▸ **Instruction**
In the listing below, how many lines contain the word "screenshot"? Please respond with the number only.

Items from a dataset:
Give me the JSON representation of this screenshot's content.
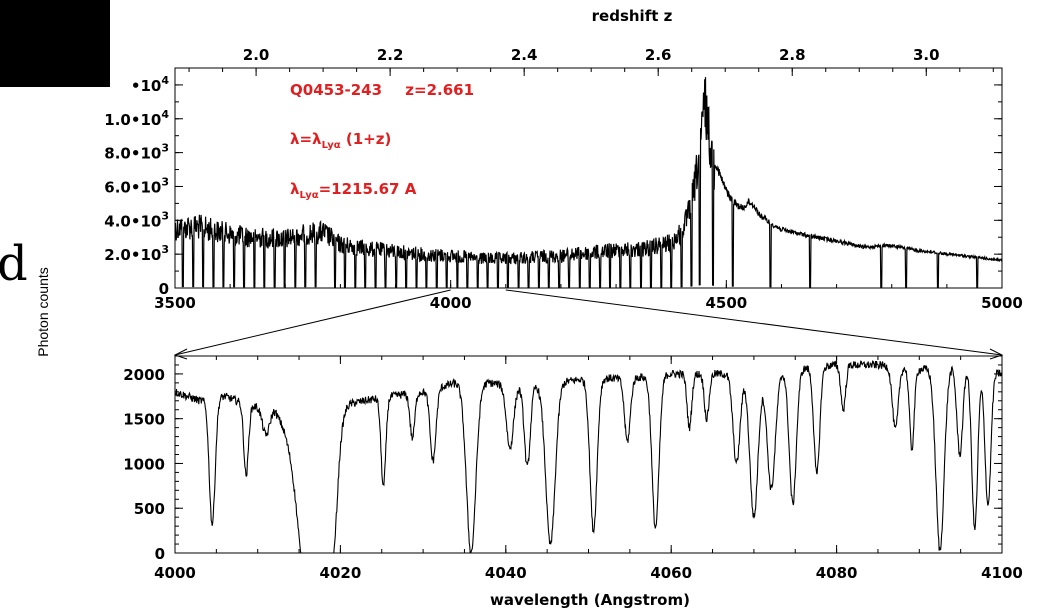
{
  "side": {
    "ylabel": "Photon counts",
    "glyph": "d"
  },
  "annotations": {
    "quasar": "Q0453-243",
    "redshift": "z=2.661",
    "formula": "λ=λ",
    "formula_sub": "Lyα",
    "formula_tail": " (1+z)",
    "rest_lambda": "λ",
    "rest_sub": "Lyα",
    "rest_value": "=1215.67 A"
  },
  "colors": {
    "line": "#000000",
    "annotation": "#e02020",
    "redaction": "#000000"
  },
  "chart_data": [
    {
      "type": "line",
      "name": "top-panel",
      "xlabel": "",
      "x2label": "redshift  z",
      "ylabel": "",
      "xlim": [
        3500,
        5000
      ],
      "ylim": [
        0,
        13000
      ],
      "x2lim": [
        1.879,
        3.113
      ],
      "x_ticks": [
        {
          "value": 3500,
          "label": "3500"
        },
        {
          "value": 4000,
          "label": "4000"
        },
        {
          "value": 4500,
          "label": "4500"
        },
        {
          "value": 5000,
          "label": "5000"
        }
      ],
      "x2_ticks": [
        {
          "value": 2.0,
          "label": "2.0"
        },
        {
          "value": 2.2,
          "label": "2.2"
        },
        {
          "value": 2.4,
          "label": "2.4"
        },
        {
          "value": 2.6,
          "label": "2.6"
        },
        {
          "value": 2.8,
          "label": "2.8"
        },
        {
          "value": 3.0,
          "label": "3.0"
        }
      ],
      "y_ticks": [
        {
          "value": 0,
          "label": "0",
          "exp": ""
        },
        {
          "value": 2000,
          "label": "2.0•10",
          "exp": "3"
        },
        {
          "value": 4000,
          "label": "4.0•10",
          "exp": "3"
        },
        {
          "value": 6000,
          "label": "6.0•10",
          "exp": "3"
        },
        {
          "value": 8000,
          "label": "8.0•10",
          "exp": "3"
        },
        {
          "value": 10000,
          "label": "1.0•10",
          "exp": "4"
        },
        {
          "value": 12000,
          "label": "•10",
          "exp": "4"
        }
      ],
      "continuum": [
        [
          3500,
          4300
        ],
        [
          3540,
          4400
        ],
        [
          3580,
          4000
        ],
        [
          3620,
          3700
        ],
        [
          3660,
          3600
        ],
        [
          3700,
          3500
        ],
        [
          3740,
          3900
        ],
        [
          3770,
          3950
        ],
        [
          3800,
          3100
        ],
        [
          3850,
          2800
        ],
        [
          3900,
          2600
        ],
        [
          3950,
          2400
        ],
        [
          4000,
          2300
        ],
        [
          4050,
          2100
        ],
        [
          4100,
          2100
        ],
        [
          4150,
          2200
        ],
        [
          4200,
          2300
        ],
        [
          4250,
          2500
        ],
        [
          4300,
          2700
        ],
        [
          4350,
          2800
        ],
        [
          4400,
          3200
        ],
        [
          4420,
          4000
        ],
        [
          4430,
          5000
        ],
        [
          4440,
          6500
        ],
        [
          4450,
          9000
        ],
        [
          4455,
          10500
        ],
        [
          4460,
          13000
        ],
        [
          4465,
          12200
        ],
        [
          4470,
          10000
        ],
        [
          4480,
          7800
        ],
        [
          4490,
          6800
        ],
        [
          4500,
          6000
        ],
        [
          4510,
          5400
        ],
        [
          4520,
          5100
        ],
        [
          4530,
          4900
        ],
        [
          4540,
          5300
        ],
        [
          4550,
          5100
        ],
        [
          4560,
          4500
        ],
        [
          4580,
          4000
        ],
        [
          4600,
          3600
        ],
        [
          4650,
          3200
        ],
        [
          4700,
          2900
        ],
        [
          4750,
          2500
        ],
        [
          4780,
          2600
        ],
        [
          4800,
          2600
        ],
        [
          4850,
          2300
        ],
        [
          4900,
          2100
        ],
        [
          4950,
          1900
        ],
        [
          5000,
          1700
        ]
      ],
      "absorption_dips": [
        3514,
        3533,
        3551,
        3570,
        3588,
        3607,
        3625,
        3644,
        3662,
        3681,
        3699,
        3718,
        3736,
        3755,
        3790,
        3808,
        3827,
        3845,
        3864,
        3882,
        3901,
        3919,
        3938,
        3956,
        3975,
        3993,
        4012,
        4030,
        4049,
        4067,
        4086,
        4104,
        4123,
        4141,
        4160,
        4178,
        4197,
        4215,
        4234,
        4252,
        4271,
        4289,
        4308,
        4326,
        4345,
        4363,
        4382,
        4400,
        4419,
        4437,
        4452,
        4476,
        4512,
        4580,
        4652,
        4781,
        4826,
        4884,
        4955
      ]
    },
    {
      "type": "line",
      "name": "bottom-panel",
      "xlabel": "wavelength (Angstrom)",
      "ylabel": "",
      "xlim": [
        4000,
        4100
      ],
      "ylim": [
        0,
        2200
      ],
      "x_ticks": [
        {
          "value": 4000,
          "label": "4000"
        },
        {
          "value": 4020,
          "label": "4020"
        },
        {
          "value": 4040,
          "label": "4040"
        },
        {
          "value": 4060,
          "label": "4060"
        },
        {
          "value": 4080,
          "label": "4080"
        },
        {
          "value": 4100,
          "label": "4100"
        }
      ],
      "y_ticks": [
        {
          "value": 0,
          "label": "0"
        },
        {
          "value": 500,
          "label": "500"
        },
        {
          "value": 1000,
          "label": "1000"
        },
        {
          "value": 1500,
          "label": "1500"
        },
        {
          "value": 2000,
          "label": "2000"
        }
      ],
      "continuum": [
        [
          4000,
          1800
        ],
        [
          4003,
          1700
        ],
        [
          4006,
          1750
        ],
        [
          4009,
          1650
        ],
        [
          4012,
          1600
        ],
        [
          4014,
          1300
        ],
        [
          4016,
          900
        ],
        [
          4018,
          1200
        ],
        [
          4020,
          1650
        ],
        [
          4023,
          1700
        ],
        [
          4026,
          1750
        ],
        [
          4030,
          1800
        ],
        [
          4034,
          1900
        ],
        [
          4038,
          1900
        ],
        [
          4042,
          1850
        ],
        [
          4046,
          1900
        ],
        [
          4050,
          1950
        ],
        [
          4055,
          1950
        ],
        [
          4060,
          2000
        ],
        [
          4065,
          2000
        ],
        [
          4070,
          2000
        ],
        [
          4075,
          2050
        ],
        [
          4080,
          2100
        ],
        [
          4085,
          2100
        ],
        [
          4090,
          2050
        ],
        [
          4095,
          2100
        ],
        [
          4100,
          2000
        ]
      ],
      "absorption_lines": [
        {
          "x": 4004.5,
          "depth": 1400,
          "width": 0.5
        },
        {
          "x": 4008.6,
          "depth": 800,
          "width": 0.4
        },
        {
          "x": 4011.0,
          "depth": 300,
          "width": 0.6
        },
        {
          "x": 4016.4,
          "depth": 1700,
          "width": 1.8
        },
        {
          "x": 4018.9,
          "depth": 1500,
          "width": 1.0
        },
        {
          "x": 4025.2,
          "depth": 1000,
          "width": 0.4
        },
        {
          "x": 4028.7,
          "depth": 500,
          "width": 0.4
        },
        {
          "x": 4031.2,
          "depth": 800,
          "width": 0.5
        },
        {
          "x": 4035.8,
          "depth": 1900,
          "width": 0.8
        },
        {
          "x": 4040.5,
          "depth": 700,
          "width": 0.6
        },
        {
          "x": 4042.6,
          "depth": 900,
          "width": 0.5
        },
        {
          "x": 4045.4,
          "depth": 1800,
          "width": 0.8
        },
        {
          "x": 4050.6,
          "depth": 1700,
          "width": 0.6
        },
        {
          "x": 4054.7,
          "depth": 700,
          "width": 0.5
        },
        {
          "x": 4058.1,
          "depth": 1700,
          "width": 0.6
        },
        {
          "x": 4062.2,
          "depth": 600,
          "width": 0.4
        },
        {
          "x": 4064.3,
          "depth": 500,
          "width": 0.4
        },
        {
          "x": 4067.9,
          "depth": 1000,
          "width": 0.6
        },
        {
          "x": 4070.0,
          "depth": 1600,
          "width": 0.7
        },
        {
          "x": 4072.1,
          "depth": 1300,
          "width": 0.7
        },
        {
          "x": 4074.7,
          "depth": 1500,
          "width": 0.6
        },
        {
          "x": 4077.6,
          "depth": 1200,
          "width": 0.5
        },
        {
          "x": 4080.8,
          "depth": 500,
          "width": 0.4
        },
        {
          "x": 4087.1,
          "depth": 700,
          "width": 0.5
        },
        {
          "x": 4089.1,
          "depth": 900,
          "width": 0.4
        },
        {
          "x": 4092.5,
          "depth": 2050,
          "width": 0.7
        },
        {
          "x": 4094.9,
          "depth": 1000,
          "width": 0.5
        },
        {
          "x": 4096.7,
          "depth": 1800,
          "width": 0.5
        },
        {
          "x": 4098.3,
          "depth": 1500,
          "width": 0.5
        }
      ]
    }
  ]
}
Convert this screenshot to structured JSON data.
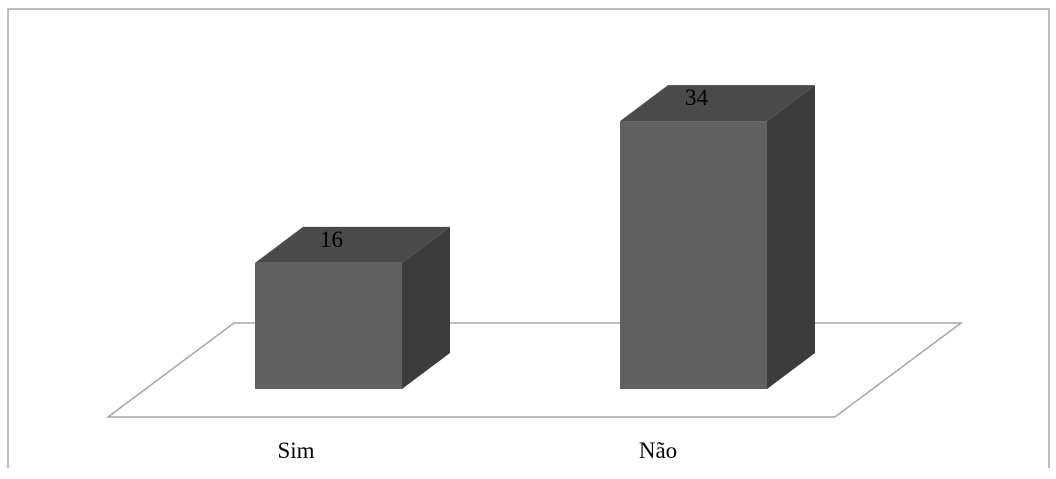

▸ **Task response**
2